[Saved entries]

= = = =

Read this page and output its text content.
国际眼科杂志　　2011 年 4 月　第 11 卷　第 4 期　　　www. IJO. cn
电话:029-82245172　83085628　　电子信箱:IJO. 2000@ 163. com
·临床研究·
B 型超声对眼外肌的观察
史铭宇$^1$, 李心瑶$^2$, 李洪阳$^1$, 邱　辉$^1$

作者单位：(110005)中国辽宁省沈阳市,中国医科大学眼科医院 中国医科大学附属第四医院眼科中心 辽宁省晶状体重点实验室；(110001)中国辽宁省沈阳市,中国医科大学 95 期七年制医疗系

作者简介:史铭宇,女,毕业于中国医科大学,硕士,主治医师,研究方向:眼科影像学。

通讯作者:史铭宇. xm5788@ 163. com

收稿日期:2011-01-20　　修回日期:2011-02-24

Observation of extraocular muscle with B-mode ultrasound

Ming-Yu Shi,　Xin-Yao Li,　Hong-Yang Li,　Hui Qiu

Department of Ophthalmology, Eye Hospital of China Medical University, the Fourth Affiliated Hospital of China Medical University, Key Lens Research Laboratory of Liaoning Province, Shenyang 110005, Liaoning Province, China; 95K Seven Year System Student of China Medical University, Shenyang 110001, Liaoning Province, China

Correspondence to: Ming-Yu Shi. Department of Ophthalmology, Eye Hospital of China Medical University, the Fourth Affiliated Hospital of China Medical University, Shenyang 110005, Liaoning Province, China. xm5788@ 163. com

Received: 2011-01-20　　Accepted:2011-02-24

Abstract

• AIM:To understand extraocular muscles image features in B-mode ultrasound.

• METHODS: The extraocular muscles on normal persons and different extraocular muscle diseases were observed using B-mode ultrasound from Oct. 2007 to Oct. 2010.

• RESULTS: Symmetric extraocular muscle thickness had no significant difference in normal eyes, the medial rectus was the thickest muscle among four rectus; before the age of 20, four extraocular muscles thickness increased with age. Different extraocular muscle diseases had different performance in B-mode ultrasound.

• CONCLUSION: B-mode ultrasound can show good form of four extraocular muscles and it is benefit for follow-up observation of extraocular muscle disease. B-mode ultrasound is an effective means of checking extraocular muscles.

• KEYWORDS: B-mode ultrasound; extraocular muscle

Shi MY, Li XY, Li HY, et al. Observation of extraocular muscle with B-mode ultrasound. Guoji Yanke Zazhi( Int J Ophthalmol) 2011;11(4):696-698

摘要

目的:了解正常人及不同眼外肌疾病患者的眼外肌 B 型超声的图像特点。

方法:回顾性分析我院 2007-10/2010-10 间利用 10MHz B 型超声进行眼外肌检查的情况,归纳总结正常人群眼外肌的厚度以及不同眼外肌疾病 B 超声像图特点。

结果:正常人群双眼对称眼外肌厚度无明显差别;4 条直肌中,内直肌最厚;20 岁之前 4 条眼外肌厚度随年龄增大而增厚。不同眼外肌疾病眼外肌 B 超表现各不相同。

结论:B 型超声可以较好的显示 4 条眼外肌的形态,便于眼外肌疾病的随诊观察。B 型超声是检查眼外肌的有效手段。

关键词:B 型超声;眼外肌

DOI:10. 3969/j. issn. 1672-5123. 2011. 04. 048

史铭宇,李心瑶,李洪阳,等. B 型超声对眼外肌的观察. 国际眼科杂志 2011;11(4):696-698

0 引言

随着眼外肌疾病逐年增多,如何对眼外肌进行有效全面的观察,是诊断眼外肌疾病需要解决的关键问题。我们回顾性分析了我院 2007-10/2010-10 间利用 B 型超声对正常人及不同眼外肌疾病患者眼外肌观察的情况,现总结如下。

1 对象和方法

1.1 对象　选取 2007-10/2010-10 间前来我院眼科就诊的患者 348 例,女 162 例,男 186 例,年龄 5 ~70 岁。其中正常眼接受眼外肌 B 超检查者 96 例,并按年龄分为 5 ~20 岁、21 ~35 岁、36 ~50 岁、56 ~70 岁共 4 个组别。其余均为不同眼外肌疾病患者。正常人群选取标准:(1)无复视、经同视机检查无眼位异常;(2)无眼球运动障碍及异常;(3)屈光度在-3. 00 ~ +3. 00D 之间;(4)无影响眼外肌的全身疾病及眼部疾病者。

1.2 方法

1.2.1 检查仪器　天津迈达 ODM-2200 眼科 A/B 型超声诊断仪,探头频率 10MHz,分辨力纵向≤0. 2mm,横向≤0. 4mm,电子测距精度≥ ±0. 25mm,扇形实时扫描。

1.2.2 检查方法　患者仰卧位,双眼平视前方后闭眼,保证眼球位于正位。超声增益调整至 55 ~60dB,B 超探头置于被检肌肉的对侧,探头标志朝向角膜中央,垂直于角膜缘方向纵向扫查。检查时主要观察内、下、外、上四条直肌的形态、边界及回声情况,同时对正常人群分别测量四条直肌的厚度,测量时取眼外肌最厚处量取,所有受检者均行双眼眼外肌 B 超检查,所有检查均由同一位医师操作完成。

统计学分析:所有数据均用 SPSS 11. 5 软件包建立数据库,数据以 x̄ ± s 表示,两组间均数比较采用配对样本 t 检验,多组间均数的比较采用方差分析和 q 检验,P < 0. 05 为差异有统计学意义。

= = = =

### [What the exercise asks]
Using the data above, print every record exactly as shown.

### [Finished answer]
Read this page and output its text content.
国际眼科杂志　　2011 年 4 月　第 11 卷　第 4 期　　　www. IJO. cn
电话:029-82245172　83085628　　电子信箱:IJO. 2000@ 163. com
·临床研究·
B 型超声对眼外肌的观察
史铭宇$^1$, 李心瑶$^2$, 李洪阳$^1$, 邱　辉$^1$

作者单位：(110005)中国辽宁省沈阳市,中国医科大学眼科医院 中国医科大学附属第四医院眼科中心 辽宁省晶状体重点实验室；(110001)中国辽宁省沈阳市,中国医科大学 95 期七年制医疗系

作者简介:史铭宇,女,毕业于中国医科大学,硕士,主治医师,研究方向:眼科影像学。

通讯作者:史铭宇. xm5788@ 163. com

收稿日期:2011-01-20　　修回日期:2011-02-24

Observation of extraocular muscle with B-mode ultrasound

Ming-Yu Shi,　Xin-Yao Li,　Hong-Yang Li,　Hui Qiu

Department of Ophthalmology, Eye Hospital of China Medical University, the Fourth Affiliated Hospital of China Medical University, Key Lens Research Laboratory of Liaoning Province, Shenyang 110005, Liaoning Province, China; 95K Seven Year System Student of China Medical University, Shenyang 110001, Liaoning Province, China

Correspondence to: Ming-Yu Shi. Department of Ophthalmology, Eye Hospital of China Medical University, the Fourth Affiliated Hospital of China Medical University, Shenyang 110005, Liaoning Province, China. xm5788@ 163. com

Received: 2011-01-20　　Accepted:2011-02-24

Abstract

• AIM:To understand extraocular muscles image features in B-mode ultrasound.

• METHODS: The extraocular muscles on normal persons and different extraocular muscle diseases were observed using B-mode ultrasound from Oct. 2007 to Oct. 2010.

• RESULTS: Symmetric extraocular muscle thickness had no significant difference in normal eyes, the medial rectus was the thickest muscle among four rectus; before the age of 20, four extraocular muscles thickness increased with age. Different extraocular muscle diseases had different performance in B-mode ultrasound.

• CONCLUSION: B-mode ultrasound can show good form of four extraocular muscles and it is benefit for follow-up observation of extraocular muscle disease. B-mode ultrasound is an effective means of checking extraocular muscles.

• KEYWORDS: B-mode ultrasound; extraocular muscle

Shi MY, Li XY, Li HY, et al. Observation of extraocular muscle with B-mode ultrasound. Guoji Yanke Zazhi( Int J Ophthalmol) 2011;11(4):696-698

摘要

目的:了解正常人及不同眼外肌疾病患者的眼外肌 B 型超声的图像特点。

方法:回顾性分析我院 2007-10/2010-10 间利用 10MHz B 型超声进行眼外肌检查的情况,归纳总结正常人群眼外肌的厚度以及不同眼外肌疾病 B 超声像图特点。

结果:正常人群双眼对称眼外肌厚度无明显差别;4 条直肌中,内直肌最厚;20 岁之前 4 条眼外肌厚度随年龄增大而增厚。不同眼外肌疾病眼外肌 B 超表现各不相同。

结论:B 型超声可以较好的显示 4 条眼外肌的形态,便于眼外肌疾病的随诊观察。B 型超声是检查眼外肌的有效手段。

关键词:B 型超声;眼外肌

DOI:10. 3969/j. issn. 1672-5123. 2011. 04. 048

史铭宇,李心瑶,李洪阳,等. B 型超声对眼外肌的观察. 国际眼科杂志 2011;11(4):696-698

0 引言

随着眼外肌疾病逐年增多,如何对眼外肌进行有效全面的观察,是诊断眼外肌疾病需要解决的关键问题。我们回顾性分析了我院 2007-10/2010-10 间利用 B 型超声对正常人及不同眼外肌疾病患者眼外肌观察的情况,现总结如下。

1 对象和方法

1.1 对象　选取 2007-10/2010-10 间前来我院眼科就诊的患者 348 例,女 162 例,男 186 例,年龄 5 ~70 岁。其中正常眼接受眼外肌 B 超检查者 96 例,并按年龄分为 5 ~20 岁、21 ~35 岁、36 ~50 岁、56 ~70 岁共 4 个组别。其余均为不同眼外肌疾病患者。正常人群选取标准:(1)无复视、经同视机检查无眼位异常;(2)无眼球运动障碍及异常;(3)屈光度在-3. 00 ~ +3. 00D 之间;(4)无影响眼外肌的全身疾病及眼部疾病者。

1.2 方法

1.2.1 检查仪器　天津迈达 ODM-2200 眼科 A/B 型超声诊断仪,探头频率 10MHz,分辨力纵向≤0. 2mm,横向≤0. 4mm,电子测距精度≥ ±0. 25mm,扇形实时扫描。

1.2.2 检查方法　患者仰卧位,双眼平视前方后闭眼,保证眼球位于正位。超声增益调整至 55 ~60dB,B 超探头置于被检肌肉的对侧,探头标志朝向角膜中央,垂直于角膜缘方向纵向扫查。检查时主要观察内、下、外、上四条直肌的形态、边界及回声情况,同时对正常人群分别测量四条直肌的厚度,测量时取眼外肌最厚处量取,所有受检者均行双眼眼外肌 B 超检查,所有检查均由同一位医师操作完成。

统计学分析:所有数据均用 SPSS 11. 5 软件包建立数据库,数据以 x̄ ± s 表示,两组间均数比较采用配对样本 t 检验,多组间均数的比较采用方差分析和 q 检验,P < 0. 05 为差异有统计学意义。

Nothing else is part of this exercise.